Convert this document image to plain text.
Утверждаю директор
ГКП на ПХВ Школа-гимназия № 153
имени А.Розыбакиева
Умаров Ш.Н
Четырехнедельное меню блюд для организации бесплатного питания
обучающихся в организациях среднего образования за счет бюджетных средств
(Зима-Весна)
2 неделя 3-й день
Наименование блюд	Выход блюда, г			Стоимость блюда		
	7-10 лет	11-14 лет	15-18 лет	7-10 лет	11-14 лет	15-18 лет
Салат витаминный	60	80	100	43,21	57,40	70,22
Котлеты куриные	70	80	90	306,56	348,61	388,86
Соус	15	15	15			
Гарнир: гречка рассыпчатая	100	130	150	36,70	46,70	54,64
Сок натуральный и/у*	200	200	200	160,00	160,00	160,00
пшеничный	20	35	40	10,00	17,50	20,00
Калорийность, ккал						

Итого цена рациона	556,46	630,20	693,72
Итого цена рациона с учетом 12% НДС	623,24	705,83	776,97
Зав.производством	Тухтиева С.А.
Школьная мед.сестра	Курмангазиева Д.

* * * * *

THE EXERCISE | Look through the data above. Find each line with the string "блюд" and copy it.

REPLY TO THE TASK |
Четырехнедельное меню блюд для организации бесплатного питания
Наименование блюд	Выход блюда, г			Стоимость блюда		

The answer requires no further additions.